> _Data records_

________________________

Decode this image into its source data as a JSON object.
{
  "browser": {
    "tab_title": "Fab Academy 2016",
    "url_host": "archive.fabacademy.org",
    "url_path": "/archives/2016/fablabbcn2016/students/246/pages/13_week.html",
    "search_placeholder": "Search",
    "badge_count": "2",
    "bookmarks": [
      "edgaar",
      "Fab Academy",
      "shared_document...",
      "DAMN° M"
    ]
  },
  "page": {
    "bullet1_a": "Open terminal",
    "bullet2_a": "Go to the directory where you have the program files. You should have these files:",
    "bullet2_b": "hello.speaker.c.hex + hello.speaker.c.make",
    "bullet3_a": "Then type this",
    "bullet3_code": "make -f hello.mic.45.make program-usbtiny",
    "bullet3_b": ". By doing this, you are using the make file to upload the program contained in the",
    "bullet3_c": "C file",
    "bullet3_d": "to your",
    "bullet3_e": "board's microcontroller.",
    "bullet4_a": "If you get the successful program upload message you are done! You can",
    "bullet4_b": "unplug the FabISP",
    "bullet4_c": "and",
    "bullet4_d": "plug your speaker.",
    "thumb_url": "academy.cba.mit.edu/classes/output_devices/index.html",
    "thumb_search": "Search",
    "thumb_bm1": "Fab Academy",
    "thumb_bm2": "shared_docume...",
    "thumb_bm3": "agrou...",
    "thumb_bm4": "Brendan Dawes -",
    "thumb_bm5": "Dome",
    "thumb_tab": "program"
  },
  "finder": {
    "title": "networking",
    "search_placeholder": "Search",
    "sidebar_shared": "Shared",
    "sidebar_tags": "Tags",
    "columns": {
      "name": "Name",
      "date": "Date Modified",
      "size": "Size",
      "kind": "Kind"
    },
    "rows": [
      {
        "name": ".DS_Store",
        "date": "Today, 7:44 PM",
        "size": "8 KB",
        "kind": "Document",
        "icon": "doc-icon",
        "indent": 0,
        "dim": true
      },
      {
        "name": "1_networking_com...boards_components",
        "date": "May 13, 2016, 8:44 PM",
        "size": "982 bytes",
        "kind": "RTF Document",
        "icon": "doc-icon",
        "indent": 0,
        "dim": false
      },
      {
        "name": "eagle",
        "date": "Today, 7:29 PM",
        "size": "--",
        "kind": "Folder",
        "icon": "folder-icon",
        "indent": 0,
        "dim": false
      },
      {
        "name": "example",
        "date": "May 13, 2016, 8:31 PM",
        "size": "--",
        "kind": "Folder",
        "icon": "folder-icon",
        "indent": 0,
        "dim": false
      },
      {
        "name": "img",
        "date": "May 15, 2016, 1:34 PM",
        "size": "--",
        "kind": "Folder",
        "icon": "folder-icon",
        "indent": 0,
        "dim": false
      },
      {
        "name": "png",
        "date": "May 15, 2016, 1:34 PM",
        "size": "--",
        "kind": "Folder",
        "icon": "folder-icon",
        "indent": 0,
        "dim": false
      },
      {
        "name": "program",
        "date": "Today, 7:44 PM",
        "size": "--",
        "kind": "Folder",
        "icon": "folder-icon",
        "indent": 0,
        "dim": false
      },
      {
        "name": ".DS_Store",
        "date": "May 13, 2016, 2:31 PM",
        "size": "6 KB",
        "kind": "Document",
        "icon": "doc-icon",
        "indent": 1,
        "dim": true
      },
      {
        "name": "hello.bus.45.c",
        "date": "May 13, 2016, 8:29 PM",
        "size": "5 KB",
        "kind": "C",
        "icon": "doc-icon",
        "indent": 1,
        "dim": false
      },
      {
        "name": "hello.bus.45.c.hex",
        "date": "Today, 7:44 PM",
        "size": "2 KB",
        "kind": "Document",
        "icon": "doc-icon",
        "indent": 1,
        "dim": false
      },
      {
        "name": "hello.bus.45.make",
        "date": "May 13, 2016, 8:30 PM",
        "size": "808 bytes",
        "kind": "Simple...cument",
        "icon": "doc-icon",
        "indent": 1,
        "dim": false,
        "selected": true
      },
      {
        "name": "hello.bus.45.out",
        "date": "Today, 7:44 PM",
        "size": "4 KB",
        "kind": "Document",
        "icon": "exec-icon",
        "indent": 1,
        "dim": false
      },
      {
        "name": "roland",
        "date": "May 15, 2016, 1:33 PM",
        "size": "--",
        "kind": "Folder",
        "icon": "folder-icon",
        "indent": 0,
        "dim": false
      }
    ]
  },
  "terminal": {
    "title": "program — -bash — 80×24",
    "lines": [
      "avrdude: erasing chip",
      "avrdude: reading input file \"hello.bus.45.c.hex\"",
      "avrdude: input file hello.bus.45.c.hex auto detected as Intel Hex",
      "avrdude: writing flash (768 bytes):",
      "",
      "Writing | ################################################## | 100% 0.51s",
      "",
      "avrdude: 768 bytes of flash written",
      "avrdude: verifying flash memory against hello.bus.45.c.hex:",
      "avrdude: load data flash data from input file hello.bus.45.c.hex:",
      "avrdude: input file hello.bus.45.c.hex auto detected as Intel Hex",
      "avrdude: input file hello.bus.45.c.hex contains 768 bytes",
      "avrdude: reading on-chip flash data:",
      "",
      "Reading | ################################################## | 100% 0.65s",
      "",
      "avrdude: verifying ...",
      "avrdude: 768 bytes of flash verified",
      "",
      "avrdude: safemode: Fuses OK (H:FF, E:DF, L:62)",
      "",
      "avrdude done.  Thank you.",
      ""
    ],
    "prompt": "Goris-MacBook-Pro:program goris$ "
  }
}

________________________

> _Exercise requirements_
List every line above that contains the word "done".

> _Solution for this problem_
    "bullet4_a": "If you get the successful program upload message you are done! You can",
      "avrdude done.  Thank you.",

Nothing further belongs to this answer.